Begin
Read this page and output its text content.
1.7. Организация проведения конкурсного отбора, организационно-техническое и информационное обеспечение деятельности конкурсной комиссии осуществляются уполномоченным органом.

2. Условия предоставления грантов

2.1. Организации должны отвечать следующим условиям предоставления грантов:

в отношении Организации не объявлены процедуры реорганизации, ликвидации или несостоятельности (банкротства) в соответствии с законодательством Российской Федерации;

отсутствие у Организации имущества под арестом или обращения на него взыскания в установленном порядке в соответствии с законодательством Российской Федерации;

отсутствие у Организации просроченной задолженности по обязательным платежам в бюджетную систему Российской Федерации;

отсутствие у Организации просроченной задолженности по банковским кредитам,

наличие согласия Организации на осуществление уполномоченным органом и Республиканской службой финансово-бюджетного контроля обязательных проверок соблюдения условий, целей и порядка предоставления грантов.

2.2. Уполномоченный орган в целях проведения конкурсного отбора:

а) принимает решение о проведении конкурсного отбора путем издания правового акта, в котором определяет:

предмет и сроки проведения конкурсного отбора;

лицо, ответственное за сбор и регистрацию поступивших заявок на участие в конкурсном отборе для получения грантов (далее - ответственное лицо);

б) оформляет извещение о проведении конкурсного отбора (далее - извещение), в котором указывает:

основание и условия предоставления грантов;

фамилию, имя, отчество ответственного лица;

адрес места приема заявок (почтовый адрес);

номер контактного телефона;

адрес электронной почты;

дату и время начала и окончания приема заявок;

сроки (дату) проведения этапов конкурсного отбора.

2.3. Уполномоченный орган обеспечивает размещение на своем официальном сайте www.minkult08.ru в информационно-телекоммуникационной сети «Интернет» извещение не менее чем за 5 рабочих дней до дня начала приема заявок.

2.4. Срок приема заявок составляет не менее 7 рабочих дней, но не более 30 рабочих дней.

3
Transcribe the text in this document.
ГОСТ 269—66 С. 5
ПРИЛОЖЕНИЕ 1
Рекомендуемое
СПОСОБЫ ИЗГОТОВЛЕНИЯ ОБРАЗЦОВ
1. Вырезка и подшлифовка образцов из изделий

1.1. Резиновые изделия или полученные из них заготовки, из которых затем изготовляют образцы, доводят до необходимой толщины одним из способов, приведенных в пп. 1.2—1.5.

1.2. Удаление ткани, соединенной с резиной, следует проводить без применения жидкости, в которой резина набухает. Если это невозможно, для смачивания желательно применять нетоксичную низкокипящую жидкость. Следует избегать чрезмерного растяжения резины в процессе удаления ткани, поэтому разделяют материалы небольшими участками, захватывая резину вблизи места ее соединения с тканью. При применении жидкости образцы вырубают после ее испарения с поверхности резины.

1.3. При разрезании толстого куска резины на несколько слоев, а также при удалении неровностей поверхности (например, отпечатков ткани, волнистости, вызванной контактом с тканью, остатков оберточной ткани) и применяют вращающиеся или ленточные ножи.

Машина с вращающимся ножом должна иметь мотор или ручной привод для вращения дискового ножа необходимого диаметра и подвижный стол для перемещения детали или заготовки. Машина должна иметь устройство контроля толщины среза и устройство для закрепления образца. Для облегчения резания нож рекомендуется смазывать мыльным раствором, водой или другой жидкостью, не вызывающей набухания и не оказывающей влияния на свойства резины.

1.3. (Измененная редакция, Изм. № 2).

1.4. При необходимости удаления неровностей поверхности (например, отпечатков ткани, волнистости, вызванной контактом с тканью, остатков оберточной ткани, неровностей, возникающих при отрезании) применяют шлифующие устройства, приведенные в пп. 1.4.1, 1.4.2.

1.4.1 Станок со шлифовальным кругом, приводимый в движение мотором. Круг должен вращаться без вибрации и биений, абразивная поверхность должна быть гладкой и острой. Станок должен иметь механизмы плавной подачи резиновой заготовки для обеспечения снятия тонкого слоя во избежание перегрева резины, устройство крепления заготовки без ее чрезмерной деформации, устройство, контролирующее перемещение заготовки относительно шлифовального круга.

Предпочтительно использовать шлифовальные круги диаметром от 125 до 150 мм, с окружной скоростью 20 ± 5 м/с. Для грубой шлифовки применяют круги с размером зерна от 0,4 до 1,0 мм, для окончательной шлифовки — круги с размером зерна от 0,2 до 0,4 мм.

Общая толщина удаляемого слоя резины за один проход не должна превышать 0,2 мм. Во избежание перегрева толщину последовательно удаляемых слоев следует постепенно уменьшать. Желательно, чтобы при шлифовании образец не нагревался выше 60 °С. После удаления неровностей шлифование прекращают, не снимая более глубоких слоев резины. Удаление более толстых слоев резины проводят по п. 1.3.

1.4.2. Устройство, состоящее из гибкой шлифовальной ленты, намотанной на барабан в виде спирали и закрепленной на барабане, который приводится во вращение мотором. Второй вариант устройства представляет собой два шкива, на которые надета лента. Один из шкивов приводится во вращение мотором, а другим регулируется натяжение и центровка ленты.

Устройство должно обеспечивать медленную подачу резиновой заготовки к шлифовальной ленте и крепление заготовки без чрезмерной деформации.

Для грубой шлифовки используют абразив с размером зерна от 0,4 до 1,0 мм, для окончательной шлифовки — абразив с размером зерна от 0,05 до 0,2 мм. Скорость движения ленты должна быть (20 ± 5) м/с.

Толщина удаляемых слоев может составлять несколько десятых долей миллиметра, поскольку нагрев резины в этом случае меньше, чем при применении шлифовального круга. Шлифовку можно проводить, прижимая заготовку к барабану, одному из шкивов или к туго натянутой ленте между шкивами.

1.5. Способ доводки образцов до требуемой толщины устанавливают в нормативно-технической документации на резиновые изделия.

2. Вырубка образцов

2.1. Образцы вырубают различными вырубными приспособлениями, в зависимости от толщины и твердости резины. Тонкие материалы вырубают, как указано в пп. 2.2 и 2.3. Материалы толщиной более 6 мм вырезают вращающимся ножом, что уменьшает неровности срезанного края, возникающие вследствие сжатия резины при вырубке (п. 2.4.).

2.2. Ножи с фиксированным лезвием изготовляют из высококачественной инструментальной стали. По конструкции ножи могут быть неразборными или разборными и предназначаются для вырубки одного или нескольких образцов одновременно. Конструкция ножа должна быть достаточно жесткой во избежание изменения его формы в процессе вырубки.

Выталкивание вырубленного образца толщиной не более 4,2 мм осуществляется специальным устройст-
End
• **What to produce**
Which lines hold the string "отсутствие"? Copy all of them from the data above.

• **The completed task**
отсутствие у Организации имущества под арестом или обращения на него взыскания в установленном порядке в соответствии с законодательством Российской Федерации;
отсутствие у Организации просроченной задолженности по обязательным платежам в бюджетную систему Российской Федерации;
отсутствие у Организации просроченной задолженности по банковским кредитам,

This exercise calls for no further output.